Exercise inputs: Begin
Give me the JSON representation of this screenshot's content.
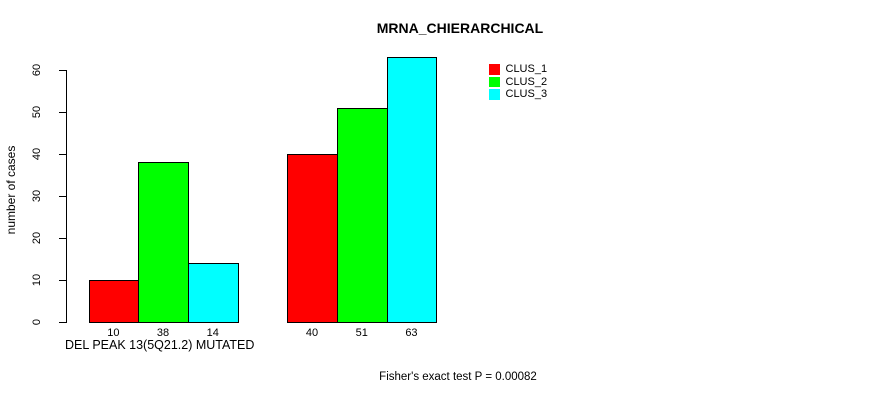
{
  "chart_data": {
    "type": "bar",
    "title": "MRNA_CHIERARCHICAL",
    "ylabel": "number of cases",
    "xlabel": "DEL PEAK 13(5Q21.2) MUTATED",
    "ylim": [
      0,
      60
    ],
    "yticks": [
      0,
      10,
      20,
      30,
      40,
      50,
      60
    ],
    "grid": false,
    "categories": [
      "DEL PEAK 13(5Q21.2) MUTATED",
      ""
    ],
    "series": [
      {
        "name": "CLUS_1",
        "color": "#ff0000",
        "values": [
          10,
          40
        ]
      },
      {
        "name": "CLUS_2",
        "color": "#00ff00",
        "values": [
          38,
          51
        ]
      },
      {
        "name": "CLUS_3",
        "color": "#00ffff",
        "values": [
          14,
          63
        ]
      }
    ],
    "bar_value_labels": [
      [
        10,
        38,
        14
      ],
      [
        40,
        51,
        63
      ]
    ],
    "legend_position": "top-right",
    "legend": [
      "CLUS_1",
      "CLUS_2",
      "CLUS_3"
    ],
    "annotation": "Fisher's exact test P = 0.00082"
  }
}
Exercise inputs: End
**Work required**
Only the text of the listing above should be copied, exactly and with pictures left out.

**Solution for this problem**
Give me the JSON representation of this screenshot's content.
{
  "chart_data": {
    "type": "bar",
    "title": "MRNA_CHIERARCHICAL",
    "ylabel": "number of cases",
    "xlabel": "DEL PEAK 13(5Q21.2) MUTATED",
    "ylim": [
      0,
      60
    ],
    "yticks": [
      0,
      10,
      20,
      30,
      40,
      50,
      60
    ],
    "grid": false,
    "categories": [
      "DEL PEAK 13(5Q21.2) MUTATED",
      ""
    ],
    "series": [
      {
        "name": "CLUS_1",
        "color": "#ff0000",
        "values": [
          10,
          40
        ]
      },
      {
        "name": "CLUS_2",
        "color": "#00ff00",
        "values": [
          38,
          51
        ]
      },
      {
        "name": "CLUS_3",
        "color": "#00ffff",
        "values": [
          14,
          63
        ]
      }
    ],
    "bar_value_labels": [
      [
        10,
        38,
        14
      ],
      [
        40,
        51,
        63
      ]
    ],
    "legend_position": "top-right",
    "legend": [
      "CLUS_1",
      "CLUS_2",
      "CLUS_3"
    ],
    "annotation": "Fisher's exact test P = 0.00082"
  }
}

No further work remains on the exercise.